→ **MATERIAL FOR THE TASK**:
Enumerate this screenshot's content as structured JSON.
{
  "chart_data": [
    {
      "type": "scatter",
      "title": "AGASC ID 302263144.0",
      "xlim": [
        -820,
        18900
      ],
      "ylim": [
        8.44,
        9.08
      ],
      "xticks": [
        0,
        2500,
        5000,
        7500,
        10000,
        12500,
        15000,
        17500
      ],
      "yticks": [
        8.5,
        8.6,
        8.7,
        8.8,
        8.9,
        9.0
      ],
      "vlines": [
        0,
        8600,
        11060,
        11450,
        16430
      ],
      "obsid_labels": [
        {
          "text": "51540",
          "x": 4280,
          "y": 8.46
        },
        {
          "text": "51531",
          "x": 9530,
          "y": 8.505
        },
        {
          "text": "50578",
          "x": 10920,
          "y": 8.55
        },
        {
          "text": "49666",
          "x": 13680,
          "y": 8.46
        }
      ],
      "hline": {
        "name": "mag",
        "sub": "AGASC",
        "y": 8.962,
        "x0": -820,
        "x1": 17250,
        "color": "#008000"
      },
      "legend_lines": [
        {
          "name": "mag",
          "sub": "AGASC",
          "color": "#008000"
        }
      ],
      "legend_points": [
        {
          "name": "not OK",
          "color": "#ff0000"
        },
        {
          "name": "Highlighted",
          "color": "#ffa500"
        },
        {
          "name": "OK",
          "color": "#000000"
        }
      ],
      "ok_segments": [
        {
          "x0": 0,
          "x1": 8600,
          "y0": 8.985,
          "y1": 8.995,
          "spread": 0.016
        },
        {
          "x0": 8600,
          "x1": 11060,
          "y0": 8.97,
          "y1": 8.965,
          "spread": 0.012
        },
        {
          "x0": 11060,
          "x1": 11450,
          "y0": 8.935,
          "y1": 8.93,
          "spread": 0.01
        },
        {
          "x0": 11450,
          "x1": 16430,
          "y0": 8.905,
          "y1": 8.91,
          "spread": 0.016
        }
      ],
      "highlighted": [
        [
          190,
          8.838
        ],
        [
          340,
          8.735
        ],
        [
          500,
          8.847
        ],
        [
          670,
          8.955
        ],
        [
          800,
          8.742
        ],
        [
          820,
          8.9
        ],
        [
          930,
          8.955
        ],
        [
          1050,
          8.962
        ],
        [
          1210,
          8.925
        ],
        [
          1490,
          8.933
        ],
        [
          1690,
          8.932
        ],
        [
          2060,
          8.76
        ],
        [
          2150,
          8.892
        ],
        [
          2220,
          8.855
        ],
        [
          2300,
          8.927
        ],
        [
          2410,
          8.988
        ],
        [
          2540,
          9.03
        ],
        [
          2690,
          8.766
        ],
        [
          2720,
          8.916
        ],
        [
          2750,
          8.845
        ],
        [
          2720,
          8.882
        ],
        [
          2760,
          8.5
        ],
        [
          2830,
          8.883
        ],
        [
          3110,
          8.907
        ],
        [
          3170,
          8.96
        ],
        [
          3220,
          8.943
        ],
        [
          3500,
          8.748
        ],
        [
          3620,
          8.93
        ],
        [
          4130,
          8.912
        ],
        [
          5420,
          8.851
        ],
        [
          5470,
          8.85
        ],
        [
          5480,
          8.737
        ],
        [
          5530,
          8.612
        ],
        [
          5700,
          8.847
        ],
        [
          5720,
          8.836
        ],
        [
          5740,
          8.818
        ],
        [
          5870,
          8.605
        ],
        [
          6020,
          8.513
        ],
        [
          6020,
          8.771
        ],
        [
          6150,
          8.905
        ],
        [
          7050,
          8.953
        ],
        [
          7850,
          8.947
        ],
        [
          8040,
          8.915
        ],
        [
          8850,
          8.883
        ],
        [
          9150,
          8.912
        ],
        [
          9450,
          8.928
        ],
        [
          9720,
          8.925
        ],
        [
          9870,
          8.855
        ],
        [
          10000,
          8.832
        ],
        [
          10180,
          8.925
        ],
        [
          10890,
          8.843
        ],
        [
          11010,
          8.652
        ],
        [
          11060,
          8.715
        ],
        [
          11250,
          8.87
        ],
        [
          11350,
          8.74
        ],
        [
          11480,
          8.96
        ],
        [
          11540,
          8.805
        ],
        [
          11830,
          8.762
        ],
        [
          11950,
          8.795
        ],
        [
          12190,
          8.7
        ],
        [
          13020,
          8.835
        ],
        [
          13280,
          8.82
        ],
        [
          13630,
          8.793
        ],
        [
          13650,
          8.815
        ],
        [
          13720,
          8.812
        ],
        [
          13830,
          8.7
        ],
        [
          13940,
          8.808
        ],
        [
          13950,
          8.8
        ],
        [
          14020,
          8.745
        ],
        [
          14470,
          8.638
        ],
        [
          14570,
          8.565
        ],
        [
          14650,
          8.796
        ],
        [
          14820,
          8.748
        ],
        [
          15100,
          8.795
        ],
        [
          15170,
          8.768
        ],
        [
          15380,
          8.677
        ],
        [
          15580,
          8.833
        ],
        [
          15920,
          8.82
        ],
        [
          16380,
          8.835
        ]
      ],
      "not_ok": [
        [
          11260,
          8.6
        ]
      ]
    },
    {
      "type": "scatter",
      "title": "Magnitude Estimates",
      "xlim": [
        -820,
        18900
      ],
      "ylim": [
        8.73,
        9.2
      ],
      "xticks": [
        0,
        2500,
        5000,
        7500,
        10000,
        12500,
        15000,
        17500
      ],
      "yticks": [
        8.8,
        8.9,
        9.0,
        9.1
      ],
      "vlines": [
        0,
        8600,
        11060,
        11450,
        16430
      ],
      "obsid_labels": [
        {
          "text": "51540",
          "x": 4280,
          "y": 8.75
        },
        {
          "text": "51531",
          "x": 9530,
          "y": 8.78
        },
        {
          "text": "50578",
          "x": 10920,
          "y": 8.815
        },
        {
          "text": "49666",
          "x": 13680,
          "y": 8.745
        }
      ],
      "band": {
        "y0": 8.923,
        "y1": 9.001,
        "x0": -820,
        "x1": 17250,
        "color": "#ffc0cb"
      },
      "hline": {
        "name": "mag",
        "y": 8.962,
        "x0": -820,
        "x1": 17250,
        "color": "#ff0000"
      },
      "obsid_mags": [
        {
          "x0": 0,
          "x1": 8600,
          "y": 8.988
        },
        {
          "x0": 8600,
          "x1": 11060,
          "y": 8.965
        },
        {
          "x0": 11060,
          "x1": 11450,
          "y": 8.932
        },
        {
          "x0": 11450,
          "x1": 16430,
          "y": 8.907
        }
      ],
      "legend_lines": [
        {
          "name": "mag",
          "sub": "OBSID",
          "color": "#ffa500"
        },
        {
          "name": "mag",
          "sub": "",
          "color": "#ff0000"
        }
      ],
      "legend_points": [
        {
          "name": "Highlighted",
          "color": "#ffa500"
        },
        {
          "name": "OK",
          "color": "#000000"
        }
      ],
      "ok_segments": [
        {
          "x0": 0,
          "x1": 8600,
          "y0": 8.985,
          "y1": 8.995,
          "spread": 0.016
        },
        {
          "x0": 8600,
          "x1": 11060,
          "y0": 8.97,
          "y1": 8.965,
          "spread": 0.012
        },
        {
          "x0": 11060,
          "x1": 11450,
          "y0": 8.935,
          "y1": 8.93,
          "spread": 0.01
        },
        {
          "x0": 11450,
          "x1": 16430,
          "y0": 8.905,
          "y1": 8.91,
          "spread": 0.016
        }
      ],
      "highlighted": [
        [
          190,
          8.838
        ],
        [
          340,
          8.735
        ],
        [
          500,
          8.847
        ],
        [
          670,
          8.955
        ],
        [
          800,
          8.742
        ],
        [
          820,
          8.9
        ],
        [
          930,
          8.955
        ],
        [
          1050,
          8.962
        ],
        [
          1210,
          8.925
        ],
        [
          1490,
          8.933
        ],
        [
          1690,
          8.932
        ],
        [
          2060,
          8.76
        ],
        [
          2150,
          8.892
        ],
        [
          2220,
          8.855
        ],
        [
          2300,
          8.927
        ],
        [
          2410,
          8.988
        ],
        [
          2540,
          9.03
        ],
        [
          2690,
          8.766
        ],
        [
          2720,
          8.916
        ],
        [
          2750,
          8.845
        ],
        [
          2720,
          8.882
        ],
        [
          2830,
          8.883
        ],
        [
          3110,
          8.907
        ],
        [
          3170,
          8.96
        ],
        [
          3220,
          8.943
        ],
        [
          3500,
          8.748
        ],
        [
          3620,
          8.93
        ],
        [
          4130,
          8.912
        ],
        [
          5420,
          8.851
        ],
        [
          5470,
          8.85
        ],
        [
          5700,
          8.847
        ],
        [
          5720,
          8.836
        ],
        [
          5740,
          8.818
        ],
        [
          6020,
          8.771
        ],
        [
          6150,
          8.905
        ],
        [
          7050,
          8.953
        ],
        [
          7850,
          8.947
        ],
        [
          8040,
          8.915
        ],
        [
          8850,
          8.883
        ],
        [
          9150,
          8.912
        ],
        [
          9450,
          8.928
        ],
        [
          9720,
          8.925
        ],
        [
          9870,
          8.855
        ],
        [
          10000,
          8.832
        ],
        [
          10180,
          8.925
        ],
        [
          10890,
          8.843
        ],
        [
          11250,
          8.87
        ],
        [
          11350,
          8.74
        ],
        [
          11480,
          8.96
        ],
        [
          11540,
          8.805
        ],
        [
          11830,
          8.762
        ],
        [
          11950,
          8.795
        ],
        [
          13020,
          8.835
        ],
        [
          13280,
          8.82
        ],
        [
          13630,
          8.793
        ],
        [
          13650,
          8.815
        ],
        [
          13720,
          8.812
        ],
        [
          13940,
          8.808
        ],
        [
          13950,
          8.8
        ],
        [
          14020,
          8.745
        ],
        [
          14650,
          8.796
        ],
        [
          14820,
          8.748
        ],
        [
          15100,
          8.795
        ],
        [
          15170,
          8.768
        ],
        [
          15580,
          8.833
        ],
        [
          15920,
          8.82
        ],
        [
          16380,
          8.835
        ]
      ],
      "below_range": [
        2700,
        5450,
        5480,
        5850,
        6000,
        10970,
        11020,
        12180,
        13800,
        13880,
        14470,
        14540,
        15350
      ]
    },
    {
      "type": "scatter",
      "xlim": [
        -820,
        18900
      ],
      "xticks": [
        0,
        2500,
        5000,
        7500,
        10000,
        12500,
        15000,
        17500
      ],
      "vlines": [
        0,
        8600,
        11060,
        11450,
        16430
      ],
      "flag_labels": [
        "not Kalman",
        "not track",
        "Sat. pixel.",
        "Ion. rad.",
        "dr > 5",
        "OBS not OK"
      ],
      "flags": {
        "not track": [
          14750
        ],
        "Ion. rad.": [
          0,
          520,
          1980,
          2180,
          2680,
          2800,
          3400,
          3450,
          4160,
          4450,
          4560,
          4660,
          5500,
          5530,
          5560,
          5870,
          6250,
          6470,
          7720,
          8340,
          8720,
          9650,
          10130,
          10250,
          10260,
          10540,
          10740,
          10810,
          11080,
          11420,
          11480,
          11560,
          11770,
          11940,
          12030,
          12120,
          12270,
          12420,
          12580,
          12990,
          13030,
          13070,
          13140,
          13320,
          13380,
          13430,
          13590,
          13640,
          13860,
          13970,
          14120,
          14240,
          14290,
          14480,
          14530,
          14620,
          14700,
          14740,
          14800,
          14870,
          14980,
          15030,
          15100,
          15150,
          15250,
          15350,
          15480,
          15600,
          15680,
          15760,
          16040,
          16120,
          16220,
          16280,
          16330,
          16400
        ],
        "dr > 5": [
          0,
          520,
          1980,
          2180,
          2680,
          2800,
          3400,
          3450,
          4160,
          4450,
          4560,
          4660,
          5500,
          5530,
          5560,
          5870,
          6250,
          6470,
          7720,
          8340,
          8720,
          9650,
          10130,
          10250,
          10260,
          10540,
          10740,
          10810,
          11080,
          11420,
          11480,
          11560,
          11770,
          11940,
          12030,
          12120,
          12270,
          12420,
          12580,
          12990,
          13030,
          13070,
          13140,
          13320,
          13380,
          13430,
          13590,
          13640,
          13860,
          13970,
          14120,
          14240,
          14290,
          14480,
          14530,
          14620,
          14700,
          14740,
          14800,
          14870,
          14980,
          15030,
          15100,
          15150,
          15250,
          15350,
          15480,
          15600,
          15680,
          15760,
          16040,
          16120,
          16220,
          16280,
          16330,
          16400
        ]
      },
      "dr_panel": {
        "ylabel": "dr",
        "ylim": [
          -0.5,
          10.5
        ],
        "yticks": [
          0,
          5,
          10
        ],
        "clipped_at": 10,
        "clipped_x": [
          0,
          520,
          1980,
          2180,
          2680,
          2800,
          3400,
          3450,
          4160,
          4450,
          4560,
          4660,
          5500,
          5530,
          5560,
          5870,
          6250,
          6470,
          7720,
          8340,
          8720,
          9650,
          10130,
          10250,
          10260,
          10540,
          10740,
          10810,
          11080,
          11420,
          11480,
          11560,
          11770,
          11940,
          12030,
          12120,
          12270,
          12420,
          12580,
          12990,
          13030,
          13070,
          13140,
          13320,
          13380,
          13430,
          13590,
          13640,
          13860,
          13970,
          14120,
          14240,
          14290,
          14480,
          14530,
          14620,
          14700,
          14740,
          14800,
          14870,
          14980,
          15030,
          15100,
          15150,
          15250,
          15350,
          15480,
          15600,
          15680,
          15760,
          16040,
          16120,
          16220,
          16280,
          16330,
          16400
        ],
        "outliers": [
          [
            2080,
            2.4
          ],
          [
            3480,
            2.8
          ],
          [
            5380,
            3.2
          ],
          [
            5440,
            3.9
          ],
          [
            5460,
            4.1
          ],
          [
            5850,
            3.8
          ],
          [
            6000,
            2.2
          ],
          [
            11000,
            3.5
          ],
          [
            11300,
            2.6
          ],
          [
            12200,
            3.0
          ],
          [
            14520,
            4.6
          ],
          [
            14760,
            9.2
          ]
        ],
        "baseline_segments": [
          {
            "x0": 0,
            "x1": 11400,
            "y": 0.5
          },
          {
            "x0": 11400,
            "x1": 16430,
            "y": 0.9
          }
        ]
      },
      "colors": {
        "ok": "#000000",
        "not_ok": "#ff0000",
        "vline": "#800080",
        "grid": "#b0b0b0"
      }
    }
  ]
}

→ **DESCRIPTION OF THE TASK**:
Among the records above, find each line holding the string "title" and pull it out.

→ **SOLUTION**:
      "title": "AGASC ID 302263144.0",
      "title": "Magnitude Estimates",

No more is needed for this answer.